■ SHORT EXERCISE A ■
In the article on Alpine-based Docker images for R, why is the latest image with Shiny Server not available on Docker Hub?
■ SHORT EXERCISE B ■
Pick out every line of the entries that contains the string "teeth".

■ SOURCE TEXT ■
-=-=-

Building a Repository of Alpine-based Docker Images for R, Part II

[This article was first published on Curiosity Killed the Cat, and kindly contributed to R-bloggers]. (You can report issue about the content on this page here)
Want to share your content on R-bloggers? click here if you have a blog, or here if you don't.

Shiny Alpine Docker Run

In the first article of this series, I built an Alpine-based Docker image with R base packages from Alpine’s native repositories, as well as one image with R compiled from source code. The images are hosted on Docker Hub, velaco/alpine-r repository.

The next step was either to address the fatal errors I found while testing the installation of R or to proceed building an image with Shiny Server. The logical choice would have been to pass all tests with R’s base packages before proceeding, but I was a bit impatient and wanted to go through the process of building a Shiny Server as soon as possible. After two weeks of trial and error, I finally have a container that can start the server and run Shiny apps.

Notes: The Dockerfile I used is available in the velaco/alpine-r repository on GitHub. The latest image with Shiny Server is not available on Docker Hub because it exceeded the time limit for automated builds, so I’ll have to upload it manually.

Building the R Shiny Server Image

Shiny Server doesn’t have precompiled installers for Alpine Linux, so I had to build it from source. I used Building Shiny Server from Source as a reference to determine which dependencies I’ll install and to write the first version of the installation and post-installation instructions.

Dependencies

I wasn’t sure which dependencies to put under BUILD and which to put under PERSISTENT, so I added them all to a single variable for now. The packages python2, gcc, g++, git, cmake, and R (base and devel) are the main system requirements for installing Shiny Server from source. Based on my review of other Dockerfiles for Shiny, including the one maintained by Rocker, I also added curl-dev, libffi, psmisc, rrdtool, cairo-dev, libxt-dev, and libxml2-dev to the list of dependencies.

-=-=-

[Saved entries]
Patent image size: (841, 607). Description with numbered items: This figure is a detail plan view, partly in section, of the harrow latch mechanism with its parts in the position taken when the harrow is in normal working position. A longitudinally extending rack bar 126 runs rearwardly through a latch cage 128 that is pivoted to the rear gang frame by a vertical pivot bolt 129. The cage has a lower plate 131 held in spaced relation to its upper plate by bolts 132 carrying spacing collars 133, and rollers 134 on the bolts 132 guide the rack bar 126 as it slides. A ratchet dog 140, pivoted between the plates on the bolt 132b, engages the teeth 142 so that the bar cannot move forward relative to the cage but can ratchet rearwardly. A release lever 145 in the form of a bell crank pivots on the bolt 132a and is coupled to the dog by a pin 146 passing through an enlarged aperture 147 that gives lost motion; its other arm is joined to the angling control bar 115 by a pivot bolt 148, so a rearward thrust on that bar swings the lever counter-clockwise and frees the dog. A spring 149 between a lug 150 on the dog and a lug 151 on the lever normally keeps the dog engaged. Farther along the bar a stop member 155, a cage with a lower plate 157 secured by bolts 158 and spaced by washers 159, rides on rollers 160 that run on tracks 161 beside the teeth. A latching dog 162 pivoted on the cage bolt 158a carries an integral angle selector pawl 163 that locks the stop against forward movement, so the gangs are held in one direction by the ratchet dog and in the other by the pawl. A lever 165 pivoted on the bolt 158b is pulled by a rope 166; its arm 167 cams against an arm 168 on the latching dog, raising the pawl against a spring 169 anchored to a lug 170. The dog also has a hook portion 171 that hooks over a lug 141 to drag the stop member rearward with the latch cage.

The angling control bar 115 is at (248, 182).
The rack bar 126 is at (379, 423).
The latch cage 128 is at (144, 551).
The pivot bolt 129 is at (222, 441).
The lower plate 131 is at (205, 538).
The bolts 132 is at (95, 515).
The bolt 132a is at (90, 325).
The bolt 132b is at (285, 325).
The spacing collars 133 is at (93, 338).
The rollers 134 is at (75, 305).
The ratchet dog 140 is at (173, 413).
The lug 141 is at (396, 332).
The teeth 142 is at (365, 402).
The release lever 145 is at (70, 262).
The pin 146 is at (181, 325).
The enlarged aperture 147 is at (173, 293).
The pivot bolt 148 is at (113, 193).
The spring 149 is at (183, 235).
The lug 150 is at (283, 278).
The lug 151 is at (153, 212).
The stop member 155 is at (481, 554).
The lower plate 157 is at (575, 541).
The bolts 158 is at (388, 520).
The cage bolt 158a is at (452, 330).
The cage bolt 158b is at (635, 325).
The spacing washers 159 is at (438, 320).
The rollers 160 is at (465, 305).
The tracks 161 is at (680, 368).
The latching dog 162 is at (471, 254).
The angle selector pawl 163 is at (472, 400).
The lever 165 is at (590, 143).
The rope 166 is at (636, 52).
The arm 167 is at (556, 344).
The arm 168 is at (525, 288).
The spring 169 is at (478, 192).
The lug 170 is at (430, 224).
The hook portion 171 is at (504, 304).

-=-=-

■ TASK SOLUTION A ■
It exceeded the time limit for automated builds.

■ TASK SOLUTION B ■
Patent image size: (841, 607). Description with numbered items: This figure is a detail plan view, partly in section, of the harrow latch mechanism with its parts in the position taken when the harrow is in normal working position. A longitudinally extending rack bar 126 runs rearwardly through a latch cage 128 that is pivoted to the rear gang frame by a vertical pivot bolt 129. The cage has a lower plate 131 held in spaced relation to its upper plate by bolts 132 carrying spacing collars 133, and rollers 134 on the bolts 132 guide the rack bar 126 as it slides. A ratchet dog 140, pivoted between the plates on the bolt 132b, engages the teeth 142 so that the bar cannot move forward relative to the cage but can ratchet rearwardly. A release lever 145 in the form of a bell crank pivots on the bolt 132a and is coupled to the dog by a pin 146 passing through an enlarged aperture 147 that gives lost motion; its other arm is joined to the angling control bar 115 by a pivot bolt 148, so a rearward thrust on that bar swings the lever counter-clockwise and frees the dog. A spring 149 between a lug 150 on the dog and a lug 151 on the lever normally keeps the dog engaged. Farther along the bar a stop member 155, a cage with a lower plate 157 secured by bolts 158 and spaced by washers 159, rides on rollers 160 that run on tracks 161 beside the teeth. A latching dog 162 pivoted on the cage bolt 158a carries an integral angle selector pawl 163 that locks the stop against forward movement, so the gangs are held in one direction by the ratchet dog and in the other by the pawl. A lever 165 pivoted on the bolt 158b is pulled by a rope 166; its arm 167 cams against an arm 168 on the latching dog, raising the pawl against a spring 169 anchored to a lug 170. The dog also has a hook portion 171 that hooks over a lug 141 to drag the stop member rearward with the latch cage.
The teeth 142 is at (365, 402).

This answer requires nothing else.